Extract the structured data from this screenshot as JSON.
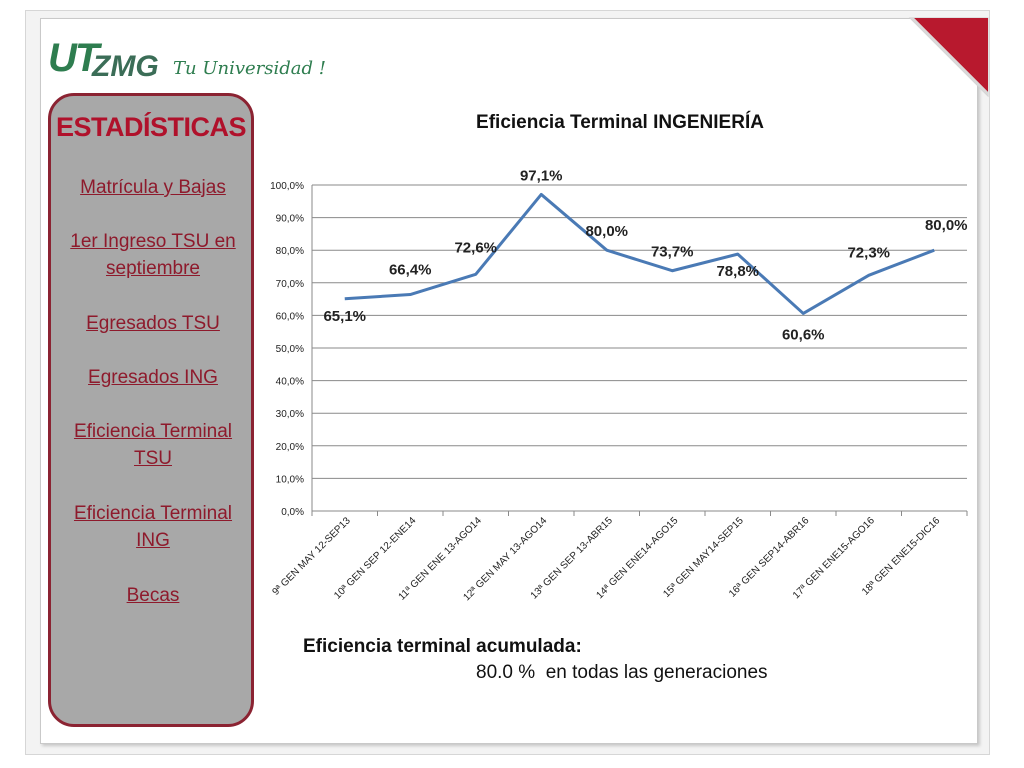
{
  "brand": {
    "name_part1": "UT",
    "name_part2": "ZMG",
    "tagline": "Tu Universidad !",
    "color": "#2e7d4f"
  },
  "sidebar": {
    "title": "ESTADÍSTICAS",
    "items": [
      {
        "label": "Matrícula y Bajas"
      },
      {
        "label": "1er Ingreso TSU en septiembre"
      },
      {
        "label": "Egresados TSU"
      },
      {
        "label": "Egresados ING"
      },
      {
        "label": "Eficiencia Terminal TSU"
      },
      {
        "label": "Eficiencia Terminal ING"
      },
      {
        "label": "Becas"
      }
    ]
  },
  "summary": {
    "label": "Eficiencia terminal acumulada:",
    "value": "80.0 %  en todas las generaciones"
  },
  "chart_data": {
    "type": "line",
    "title": "Eficiencia Terminal INGENIERÍA",
    "xlabel": "",
    "ylabel": "",
    "ylim": [
      0,
      100
    ],
    "yticks": [
      "0,0%",
      "10,0%",
      "20,0%",
      "30,0%",
      "40,0%",
      "50,0%",
      "60,0%",
      "70,0%",
      "80,0%",
      "90,0%",
      "100,0%"
    ],
    "grid": true,
    "legend": "none",
    "line_color": "#4a7ab5",
    "categories": [
      "9ª GEN MAY 12-SEP13",
      "10ª GEN SEP 12-ENE14",
      "11ª GEN ENE 13-AGO14",
      "12ª GEN MAY 13-AGO14",
      "13ª GEN SEP 13-ABR15",
      "14ª GEN ENE14-AGO15",
      "15ª GEN MAY14-SEP15",
      "16ª GEN SEP14-ABR16",
      "17ª GEN ENE15-AGO16",
      "18ª GEN ENE15-DIC16"
    ],
    "values": [
      65.1,
      66.4,
      72.6,
      97.1,
      80.0,
      73.7,
      78.8,
      60.6,
      72.3,
      80.0
    ],
    "data_labels": [
      "65,1%",
      "66,4%",
      "72,6%",
      "97,1%",
      "80,0%",
      "73,7%",
      "78,8%",
      "60,6%",
      "72,3%",
      "80,0%"
    ]
  }
}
= = = = = = =
Prompt: Quote the data above in full, leaving out the pictures it holds.

Correct response:
Extract the structured data from this screenshot as JSON.
{
  "brand": {
    "name_part1": "UT",
    "name_part2": "ZMG",
    "tagline": "Tu Universidad !",
    "color": "#2e7d4f"
  },
  "sidebar": {
    "title": "ESTADÍSTICAS",
    "items": [
      {
        "label": "Matrícula y Bajas"
      },
      {
        "label": "1er Ingreso TSU en septiembre"
      },
      {
        "label": "Egresados TSU"
      },
      {
        "label": "Egresados ING"
      },
      {
        "label": "Eficiencia Terminal TSU"
      },
      {
        "label": "Eficiencia Terminal ING"
      },
      {
        "label": "Becas"
      }
    ]
  },
  "summary": {
    "label": "Eficiencia terminal acumulada:",
    "value": "80.0 %  en todas las generaciones"
  },
  "chart_data": {
    "type": "line",
    "title": "Eficiencia Terminal INGENIERÍA",
    "xlabel": "",
    "ylabel": "",
    "ylim": [
      0,
      100
    ],
    "yticks": [
      "0,0%",
      "10,0%",
      "20,0%",
      "30,0%",
      "40,0%",
      "50,0%",
      "60,0%",
      "70,0%",
      "80,0%",
      "90,0%",
      "100,0%"
    ],
    "grid": true,
    "legend": "none",
    "line_color": "#4a7ab5",
    "categories": [
      "9ª GEN MAY 12-SEP13",
      "10ª GEN SEP 12-ENE14",
      "11ª GEN ENE 13-AGO14",
      "12ª GEN MAY 13-AGO14",
      "13ª GEN SEP 13-ABR15",
      "14ª GEN ENE14-AGO15",
      "15ª GEN MAY14-SEP15",
      "16ª GEN SEP14-ABR16",
      "17ª GEN ENE15-AGO16",
      "18ª GEN ENE15-DIC16"
    ],
    "values": [
      65.1,
      66.4,
      72.6,
      97.1,
      80.0,
      73.7,
      78.8,
      60.6,
      72.3,
      80.0
    ],
    "data_labels": [
      "65,1%",
      "66,4%",
      "72,6%",
      "97,1%",
      "80,0%",
      "73,7%",
      "78,8%",
      "60,6%",
      "72,3%",
      "80,0%"
    ]
  }
}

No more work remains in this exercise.